(Dataset records begins)

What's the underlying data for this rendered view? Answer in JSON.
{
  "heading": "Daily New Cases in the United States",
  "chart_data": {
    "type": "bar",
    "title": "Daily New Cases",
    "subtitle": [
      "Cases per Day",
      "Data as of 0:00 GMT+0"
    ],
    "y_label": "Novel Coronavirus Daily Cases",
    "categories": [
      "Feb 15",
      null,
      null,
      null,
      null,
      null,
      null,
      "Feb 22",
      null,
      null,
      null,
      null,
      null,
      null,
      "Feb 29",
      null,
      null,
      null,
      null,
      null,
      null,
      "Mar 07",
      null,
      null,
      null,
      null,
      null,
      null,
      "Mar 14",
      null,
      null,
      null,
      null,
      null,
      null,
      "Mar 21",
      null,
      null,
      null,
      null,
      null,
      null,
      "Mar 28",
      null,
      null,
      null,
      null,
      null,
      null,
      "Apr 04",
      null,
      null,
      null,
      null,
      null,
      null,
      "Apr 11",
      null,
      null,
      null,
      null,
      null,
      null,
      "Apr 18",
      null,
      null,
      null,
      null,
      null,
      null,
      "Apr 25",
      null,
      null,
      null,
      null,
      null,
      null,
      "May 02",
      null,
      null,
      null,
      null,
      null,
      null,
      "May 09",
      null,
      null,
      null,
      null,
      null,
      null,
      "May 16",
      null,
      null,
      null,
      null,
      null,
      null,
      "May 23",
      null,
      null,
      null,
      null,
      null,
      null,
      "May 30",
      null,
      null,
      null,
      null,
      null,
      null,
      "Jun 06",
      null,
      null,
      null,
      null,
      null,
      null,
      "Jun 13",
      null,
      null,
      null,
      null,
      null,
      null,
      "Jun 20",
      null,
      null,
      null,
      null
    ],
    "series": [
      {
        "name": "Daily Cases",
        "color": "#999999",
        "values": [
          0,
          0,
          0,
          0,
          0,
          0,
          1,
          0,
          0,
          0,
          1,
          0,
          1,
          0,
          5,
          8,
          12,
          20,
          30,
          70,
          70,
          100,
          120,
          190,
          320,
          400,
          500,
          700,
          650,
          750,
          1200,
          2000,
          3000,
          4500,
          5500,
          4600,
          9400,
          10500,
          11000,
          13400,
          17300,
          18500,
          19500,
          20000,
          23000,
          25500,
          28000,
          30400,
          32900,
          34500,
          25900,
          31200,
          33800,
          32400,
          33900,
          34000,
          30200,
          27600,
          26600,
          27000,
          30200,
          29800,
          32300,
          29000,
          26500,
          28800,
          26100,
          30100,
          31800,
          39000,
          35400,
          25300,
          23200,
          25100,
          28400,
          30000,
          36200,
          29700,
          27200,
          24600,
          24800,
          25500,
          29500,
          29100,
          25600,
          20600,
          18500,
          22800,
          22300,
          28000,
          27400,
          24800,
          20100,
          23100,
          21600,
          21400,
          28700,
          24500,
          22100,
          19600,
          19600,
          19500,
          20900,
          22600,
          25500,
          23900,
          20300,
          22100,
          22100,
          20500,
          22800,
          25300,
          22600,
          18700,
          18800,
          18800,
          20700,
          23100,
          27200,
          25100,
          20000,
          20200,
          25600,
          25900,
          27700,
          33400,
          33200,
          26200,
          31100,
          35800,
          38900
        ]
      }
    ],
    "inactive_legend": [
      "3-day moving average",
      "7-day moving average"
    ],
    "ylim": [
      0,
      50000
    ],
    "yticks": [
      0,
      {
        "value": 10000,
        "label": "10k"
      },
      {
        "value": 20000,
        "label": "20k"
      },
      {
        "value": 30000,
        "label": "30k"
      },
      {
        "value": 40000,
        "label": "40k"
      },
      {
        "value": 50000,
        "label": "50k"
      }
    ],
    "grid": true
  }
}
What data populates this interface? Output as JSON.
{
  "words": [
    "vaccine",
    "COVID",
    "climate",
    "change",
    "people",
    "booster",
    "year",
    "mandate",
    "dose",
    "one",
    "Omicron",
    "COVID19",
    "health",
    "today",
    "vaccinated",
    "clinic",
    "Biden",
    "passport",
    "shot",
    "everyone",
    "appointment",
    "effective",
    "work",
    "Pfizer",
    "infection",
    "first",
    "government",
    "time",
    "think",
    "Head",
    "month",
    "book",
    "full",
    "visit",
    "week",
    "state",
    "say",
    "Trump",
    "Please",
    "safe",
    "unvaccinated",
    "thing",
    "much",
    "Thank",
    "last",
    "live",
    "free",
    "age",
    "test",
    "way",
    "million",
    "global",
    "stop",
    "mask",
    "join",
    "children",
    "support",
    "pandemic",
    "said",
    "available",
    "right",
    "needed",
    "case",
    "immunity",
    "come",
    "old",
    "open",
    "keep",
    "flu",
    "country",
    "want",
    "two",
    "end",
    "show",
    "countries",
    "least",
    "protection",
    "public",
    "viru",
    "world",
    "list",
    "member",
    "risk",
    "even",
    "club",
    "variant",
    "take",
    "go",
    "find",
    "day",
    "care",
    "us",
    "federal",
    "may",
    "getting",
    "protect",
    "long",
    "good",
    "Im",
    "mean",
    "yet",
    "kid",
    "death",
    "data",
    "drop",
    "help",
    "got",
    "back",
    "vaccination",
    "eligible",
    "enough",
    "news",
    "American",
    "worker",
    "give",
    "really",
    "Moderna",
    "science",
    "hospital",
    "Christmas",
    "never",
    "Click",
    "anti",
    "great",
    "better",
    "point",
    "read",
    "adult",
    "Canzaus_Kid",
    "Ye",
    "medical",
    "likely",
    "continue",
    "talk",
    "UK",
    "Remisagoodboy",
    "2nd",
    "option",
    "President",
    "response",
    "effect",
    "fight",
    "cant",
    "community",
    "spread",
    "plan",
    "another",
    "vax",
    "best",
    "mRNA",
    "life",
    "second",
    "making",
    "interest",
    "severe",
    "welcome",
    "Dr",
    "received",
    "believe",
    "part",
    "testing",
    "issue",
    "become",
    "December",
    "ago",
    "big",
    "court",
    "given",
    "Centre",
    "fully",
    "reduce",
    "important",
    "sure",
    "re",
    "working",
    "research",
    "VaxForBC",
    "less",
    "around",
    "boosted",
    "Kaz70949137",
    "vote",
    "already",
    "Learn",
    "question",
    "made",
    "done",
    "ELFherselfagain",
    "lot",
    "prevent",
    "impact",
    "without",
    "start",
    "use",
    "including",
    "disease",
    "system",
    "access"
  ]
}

(Dataset records ends)
(Dataset records begins)

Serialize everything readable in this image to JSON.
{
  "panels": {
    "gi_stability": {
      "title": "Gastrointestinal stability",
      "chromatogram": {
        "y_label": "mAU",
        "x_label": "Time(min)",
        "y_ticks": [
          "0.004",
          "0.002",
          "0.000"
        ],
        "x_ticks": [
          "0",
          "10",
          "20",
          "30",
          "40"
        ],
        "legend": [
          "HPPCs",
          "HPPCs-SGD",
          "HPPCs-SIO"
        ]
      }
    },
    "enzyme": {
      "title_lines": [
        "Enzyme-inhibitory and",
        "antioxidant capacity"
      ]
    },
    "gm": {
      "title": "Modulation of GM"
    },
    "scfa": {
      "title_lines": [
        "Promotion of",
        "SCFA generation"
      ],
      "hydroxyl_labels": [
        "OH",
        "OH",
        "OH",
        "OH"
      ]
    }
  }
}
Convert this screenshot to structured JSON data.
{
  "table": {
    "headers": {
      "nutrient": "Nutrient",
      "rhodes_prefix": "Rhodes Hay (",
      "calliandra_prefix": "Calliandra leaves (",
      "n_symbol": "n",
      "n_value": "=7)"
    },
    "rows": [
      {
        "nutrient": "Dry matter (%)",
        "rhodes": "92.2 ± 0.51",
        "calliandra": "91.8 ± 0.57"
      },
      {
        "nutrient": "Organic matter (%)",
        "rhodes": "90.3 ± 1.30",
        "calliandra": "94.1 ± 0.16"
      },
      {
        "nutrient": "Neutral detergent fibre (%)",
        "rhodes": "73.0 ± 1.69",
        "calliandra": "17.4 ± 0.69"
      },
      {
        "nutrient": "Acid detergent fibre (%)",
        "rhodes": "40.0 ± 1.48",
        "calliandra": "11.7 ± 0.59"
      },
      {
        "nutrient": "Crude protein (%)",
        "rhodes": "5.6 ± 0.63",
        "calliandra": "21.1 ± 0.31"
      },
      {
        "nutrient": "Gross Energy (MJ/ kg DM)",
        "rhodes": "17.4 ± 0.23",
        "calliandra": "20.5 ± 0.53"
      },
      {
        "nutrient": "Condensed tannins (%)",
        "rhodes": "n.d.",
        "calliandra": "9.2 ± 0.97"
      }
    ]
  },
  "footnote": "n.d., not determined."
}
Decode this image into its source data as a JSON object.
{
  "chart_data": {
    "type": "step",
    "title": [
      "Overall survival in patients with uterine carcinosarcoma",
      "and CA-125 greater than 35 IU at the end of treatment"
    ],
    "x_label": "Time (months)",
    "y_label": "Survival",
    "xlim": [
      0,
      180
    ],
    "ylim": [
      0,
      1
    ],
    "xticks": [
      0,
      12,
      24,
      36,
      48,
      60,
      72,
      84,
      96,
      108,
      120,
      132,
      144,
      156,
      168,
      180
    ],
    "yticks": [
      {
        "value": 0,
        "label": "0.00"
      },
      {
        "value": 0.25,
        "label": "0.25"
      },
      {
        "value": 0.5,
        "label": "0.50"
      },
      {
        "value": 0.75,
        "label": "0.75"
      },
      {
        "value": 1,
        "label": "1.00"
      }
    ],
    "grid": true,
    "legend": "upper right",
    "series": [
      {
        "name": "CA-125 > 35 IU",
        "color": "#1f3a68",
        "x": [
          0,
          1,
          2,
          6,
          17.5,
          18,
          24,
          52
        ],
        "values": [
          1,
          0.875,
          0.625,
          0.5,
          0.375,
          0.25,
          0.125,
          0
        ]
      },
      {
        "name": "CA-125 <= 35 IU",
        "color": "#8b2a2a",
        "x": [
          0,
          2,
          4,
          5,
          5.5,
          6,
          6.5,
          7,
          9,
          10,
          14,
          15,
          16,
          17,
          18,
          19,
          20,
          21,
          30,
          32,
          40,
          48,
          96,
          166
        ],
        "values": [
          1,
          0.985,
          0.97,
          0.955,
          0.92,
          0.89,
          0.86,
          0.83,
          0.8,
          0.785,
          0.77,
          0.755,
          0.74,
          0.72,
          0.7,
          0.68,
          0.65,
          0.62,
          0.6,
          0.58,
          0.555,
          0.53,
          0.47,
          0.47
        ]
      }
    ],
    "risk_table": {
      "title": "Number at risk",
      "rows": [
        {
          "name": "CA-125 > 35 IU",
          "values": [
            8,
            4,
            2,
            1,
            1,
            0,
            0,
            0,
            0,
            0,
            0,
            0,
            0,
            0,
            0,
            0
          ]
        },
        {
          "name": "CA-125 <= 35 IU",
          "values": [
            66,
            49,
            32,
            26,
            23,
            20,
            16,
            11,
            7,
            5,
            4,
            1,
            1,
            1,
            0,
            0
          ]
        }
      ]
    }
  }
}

(Dataset records ends)
(Dataset records begins)

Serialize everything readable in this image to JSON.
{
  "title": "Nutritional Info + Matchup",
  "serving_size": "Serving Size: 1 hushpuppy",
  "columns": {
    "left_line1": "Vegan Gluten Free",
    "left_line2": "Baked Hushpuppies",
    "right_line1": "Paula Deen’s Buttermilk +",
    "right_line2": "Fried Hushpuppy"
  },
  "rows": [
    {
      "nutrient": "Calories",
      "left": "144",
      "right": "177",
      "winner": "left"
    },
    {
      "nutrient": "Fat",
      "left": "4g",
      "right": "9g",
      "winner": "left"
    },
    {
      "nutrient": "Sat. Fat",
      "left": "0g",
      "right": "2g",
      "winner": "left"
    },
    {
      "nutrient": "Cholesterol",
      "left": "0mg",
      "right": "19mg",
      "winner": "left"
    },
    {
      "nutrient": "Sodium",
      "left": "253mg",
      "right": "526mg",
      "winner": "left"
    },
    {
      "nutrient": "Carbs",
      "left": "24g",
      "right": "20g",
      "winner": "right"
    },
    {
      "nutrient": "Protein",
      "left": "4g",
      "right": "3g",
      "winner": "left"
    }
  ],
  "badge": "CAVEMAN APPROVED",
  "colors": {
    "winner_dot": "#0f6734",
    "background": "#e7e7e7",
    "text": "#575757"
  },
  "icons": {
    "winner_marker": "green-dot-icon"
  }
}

(Dataset records ends)

Aim of the exercise:
Copy out each line of the entries where the word "What" is found.

Task answer:
What's the underlying data for this rendered view? Answer in JSON.
What data populates this interface? Output as JSON.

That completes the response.